Find every line in the records below that holds the word "Glucose", and copy each one.
━━━━━ Data under study ━━━━━
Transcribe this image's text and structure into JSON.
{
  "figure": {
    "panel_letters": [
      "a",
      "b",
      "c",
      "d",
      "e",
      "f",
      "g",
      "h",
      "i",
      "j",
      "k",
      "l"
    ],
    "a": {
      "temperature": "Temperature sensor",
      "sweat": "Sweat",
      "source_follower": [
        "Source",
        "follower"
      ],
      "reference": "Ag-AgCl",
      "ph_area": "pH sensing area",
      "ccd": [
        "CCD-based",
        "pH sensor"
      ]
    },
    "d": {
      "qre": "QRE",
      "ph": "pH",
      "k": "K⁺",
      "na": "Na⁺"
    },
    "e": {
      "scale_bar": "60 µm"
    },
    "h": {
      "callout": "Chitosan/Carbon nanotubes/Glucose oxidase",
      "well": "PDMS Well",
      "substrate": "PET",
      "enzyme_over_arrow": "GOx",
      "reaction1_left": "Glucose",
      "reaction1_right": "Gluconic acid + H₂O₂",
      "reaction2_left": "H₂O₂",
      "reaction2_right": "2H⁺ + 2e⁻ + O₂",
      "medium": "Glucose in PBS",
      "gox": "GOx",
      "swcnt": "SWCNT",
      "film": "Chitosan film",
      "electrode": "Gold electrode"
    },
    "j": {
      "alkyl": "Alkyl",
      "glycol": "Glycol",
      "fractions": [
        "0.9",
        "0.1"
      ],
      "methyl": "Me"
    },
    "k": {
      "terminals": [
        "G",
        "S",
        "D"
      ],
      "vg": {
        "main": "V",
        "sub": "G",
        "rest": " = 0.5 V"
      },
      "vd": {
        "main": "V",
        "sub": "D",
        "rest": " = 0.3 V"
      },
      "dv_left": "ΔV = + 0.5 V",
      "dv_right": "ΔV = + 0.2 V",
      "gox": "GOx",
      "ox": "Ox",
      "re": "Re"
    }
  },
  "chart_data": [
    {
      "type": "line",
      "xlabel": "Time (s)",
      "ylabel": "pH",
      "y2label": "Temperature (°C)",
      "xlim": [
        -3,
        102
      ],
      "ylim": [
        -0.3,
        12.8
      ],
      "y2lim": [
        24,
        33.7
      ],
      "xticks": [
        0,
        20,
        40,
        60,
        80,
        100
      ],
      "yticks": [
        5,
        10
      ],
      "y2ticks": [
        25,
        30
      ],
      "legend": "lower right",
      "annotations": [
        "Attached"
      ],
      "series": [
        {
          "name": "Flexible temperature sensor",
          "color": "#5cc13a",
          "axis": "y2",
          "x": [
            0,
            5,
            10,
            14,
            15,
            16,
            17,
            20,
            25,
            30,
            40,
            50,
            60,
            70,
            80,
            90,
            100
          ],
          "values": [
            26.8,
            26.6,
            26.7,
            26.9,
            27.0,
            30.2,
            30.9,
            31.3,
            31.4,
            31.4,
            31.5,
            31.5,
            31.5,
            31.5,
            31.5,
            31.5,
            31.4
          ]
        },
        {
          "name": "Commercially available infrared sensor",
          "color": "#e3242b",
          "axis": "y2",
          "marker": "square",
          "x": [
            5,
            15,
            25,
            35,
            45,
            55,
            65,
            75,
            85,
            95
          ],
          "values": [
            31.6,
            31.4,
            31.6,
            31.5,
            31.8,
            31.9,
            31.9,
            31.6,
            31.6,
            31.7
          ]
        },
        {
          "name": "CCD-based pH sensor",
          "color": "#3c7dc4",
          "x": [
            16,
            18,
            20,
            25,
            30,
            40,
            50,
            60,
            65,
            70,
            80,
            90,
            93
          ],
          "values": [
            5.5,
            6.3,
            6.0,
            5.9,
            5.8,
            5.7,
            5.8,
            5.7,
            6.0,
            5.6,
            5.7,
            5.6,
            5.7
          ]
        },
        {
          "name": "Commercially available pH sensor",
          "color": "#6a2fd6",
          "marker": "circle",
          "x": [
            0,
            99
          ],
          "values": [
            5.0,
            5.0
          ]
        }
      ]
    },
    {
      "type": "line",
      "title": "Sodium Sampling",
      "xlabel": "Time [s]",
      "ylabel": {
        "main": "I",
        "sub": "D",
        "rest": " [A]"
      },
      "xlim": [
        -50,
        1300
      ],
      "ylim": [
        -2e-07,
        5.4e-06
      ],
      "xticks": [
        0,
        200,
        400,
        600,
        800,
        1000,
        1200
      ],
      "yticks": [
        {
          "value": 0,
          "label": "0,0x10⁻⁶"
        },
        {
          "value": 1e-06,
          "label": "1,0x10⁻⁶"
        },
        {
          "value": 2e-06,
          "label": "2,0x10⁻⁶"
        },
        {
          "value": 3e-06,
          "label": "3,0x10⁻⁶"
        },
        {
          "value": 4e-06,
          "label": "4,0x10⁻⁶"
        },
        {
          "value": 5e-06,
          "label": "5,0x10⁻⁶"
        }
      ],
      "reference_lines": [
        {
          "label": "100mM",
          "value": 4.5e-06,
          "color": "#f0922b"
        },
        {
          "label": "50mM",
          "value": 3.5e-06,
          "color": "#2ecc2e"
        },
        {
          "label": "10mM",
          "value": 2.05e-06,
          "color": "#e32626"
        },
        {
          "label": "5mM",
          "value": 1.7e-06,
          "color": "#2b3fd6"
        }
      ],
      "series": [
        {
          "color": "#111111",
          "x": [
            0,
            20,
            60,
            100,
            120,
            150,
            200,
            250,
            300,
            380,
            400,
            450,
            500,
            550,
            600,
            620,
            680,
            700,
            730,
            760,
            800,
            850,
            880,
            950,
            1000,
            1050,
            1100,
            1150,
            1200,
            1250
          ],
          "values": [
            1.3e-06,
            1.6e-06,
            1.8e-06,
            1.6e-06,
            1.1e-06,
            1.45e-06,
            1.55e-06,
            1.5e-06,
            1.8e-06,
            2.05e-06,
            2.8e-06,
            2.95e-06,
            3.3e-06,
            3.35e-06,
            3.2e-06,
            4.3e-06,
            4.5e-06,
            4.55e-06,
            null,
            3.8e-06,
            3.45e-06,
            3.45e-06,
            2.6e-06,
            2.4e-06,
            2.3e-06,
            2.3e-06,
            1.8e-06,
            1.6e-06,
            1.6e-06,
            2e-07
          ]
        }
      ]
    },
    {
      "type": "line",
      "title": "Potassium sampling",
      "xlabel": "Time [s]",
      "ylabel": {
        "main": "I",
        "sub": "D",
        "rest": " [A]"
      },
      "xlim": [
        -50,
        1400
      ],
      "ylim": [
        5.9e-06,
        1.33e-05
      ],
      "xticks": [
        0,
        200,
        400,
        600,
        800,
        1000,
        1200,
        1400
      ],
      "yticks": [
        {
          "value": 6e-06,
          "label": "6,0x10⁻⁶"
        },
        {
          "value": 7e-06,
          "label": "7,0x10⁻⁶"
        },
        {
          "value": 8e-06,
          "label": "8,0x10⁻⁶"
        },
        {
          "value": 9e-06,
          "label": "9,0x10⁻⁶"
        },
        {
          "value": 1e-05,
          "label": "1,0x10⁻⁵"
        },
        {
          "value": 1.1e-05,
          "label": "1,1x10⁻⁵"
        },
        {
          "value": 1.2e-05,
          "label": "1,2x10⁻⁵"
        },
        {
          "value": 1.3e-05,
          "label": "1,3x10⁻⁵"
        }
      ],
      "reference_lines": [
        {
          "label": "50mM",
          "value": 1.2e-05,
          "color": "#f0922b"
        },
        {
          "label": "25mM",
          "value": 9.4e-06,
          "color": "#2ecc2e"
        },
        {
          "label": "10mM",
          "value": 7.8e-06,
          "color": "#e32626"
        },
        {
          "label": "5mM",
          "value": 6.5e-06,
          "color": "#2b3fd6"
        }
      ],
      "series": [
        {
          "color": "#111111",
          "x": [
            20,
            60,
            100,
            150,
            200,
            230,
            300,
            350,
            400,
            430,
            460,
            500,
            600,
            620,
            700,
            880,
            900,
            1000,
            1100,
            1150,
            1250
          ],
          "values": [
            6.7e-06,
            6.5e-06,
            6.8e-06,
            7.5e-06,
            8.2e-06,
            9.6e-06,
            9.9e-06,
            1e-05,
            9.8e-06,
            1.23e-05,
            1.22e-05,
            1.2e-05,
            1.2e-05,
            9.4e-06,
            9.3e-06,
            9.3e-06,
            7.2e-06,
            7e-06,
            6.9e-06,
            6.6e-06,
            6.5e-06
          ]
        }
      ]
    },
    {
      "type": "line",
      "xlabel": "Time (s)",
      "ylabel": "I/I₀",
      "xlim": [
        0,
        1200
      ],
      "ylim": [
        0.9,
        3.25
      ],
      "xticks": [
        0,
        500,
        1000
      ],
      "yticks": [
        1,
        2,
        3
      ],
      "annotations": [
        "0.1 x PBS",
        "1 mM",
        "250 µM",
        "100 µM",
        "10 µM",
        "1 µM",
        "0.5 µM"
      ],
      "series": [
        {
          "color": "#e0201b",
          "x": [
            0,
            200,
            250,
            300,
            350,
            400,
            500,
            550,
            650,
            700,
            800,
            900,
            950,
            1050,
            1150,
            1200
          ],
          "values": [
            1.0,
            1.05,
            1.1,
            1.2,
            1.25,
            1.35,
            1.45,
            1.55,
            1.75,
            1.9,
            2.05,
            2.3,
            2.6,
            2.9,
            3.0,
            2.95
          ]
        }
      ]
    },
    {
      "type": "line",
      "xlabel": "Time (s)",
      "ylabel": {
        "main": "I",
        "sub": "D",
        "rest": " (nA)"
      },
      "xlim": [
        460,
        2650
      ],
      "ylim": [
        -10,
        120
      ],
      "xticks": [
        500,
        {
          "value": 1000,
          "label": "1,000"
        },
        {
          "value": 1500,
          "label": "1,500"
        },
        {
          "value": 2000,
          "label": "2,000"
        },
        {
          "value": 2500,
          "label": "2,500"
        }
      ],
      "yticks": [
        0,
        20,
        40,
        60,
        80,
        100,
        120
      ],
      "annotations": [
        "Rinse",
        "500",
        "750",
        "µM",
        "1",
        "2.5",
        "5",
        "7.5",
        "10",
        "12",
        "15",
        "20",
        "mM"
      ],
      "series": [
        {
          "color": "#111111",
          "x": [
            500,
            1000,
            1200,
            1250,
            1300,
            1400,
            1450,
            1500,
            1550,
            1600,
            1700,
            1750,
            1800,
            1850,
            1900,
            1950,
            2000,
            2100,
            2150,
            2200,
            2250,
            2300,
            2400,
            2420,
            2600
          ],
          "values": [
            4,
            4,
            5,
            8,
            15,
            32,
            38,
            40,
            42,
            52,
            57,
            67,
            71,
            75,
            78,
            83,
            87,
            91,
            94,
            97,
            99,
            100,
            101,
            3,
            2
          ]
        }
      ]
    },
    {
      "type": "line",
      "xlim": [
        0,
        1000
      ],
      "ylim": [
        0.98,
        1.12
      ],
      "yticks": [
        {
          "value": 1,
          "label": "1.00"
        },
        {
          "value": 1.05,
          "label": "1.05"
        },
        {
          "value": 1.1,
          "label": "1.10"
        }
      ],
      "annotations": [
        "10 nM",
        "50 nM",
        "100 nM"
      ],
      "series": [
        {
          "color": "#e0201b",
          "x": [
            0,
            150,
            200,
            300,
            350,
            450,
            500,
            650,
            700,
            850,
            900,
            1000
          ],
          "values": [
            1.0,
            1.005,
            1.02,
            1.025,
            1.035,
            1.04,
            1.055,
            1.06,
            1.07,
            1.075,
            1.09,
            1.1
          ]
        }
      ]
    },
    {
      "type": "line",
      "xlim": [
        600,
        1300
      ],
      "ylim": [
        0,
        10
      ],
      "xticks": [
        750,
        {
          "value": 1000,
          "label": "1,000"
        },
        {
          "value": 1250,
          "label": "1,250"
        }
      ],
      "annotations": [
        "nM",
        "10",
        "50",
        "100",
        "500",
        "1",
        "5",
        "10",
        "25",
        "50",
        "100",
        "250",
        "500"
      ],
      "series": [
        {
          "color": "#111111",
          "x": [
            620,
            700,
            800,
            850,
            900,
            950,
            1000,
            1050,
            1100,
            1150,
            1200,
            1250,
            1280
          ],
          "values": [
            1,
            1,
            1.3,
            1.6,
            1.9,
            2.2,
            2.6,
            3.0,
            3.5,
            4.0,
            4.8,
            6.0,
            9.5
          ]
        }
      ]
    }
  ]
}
━━━━━
- Your solution
      "callout": "Chitosan/Carbon nanotubes/Glucose oxidase",
      "reaction1_left": "Glucose",
      "medium": "Glucose in PBS",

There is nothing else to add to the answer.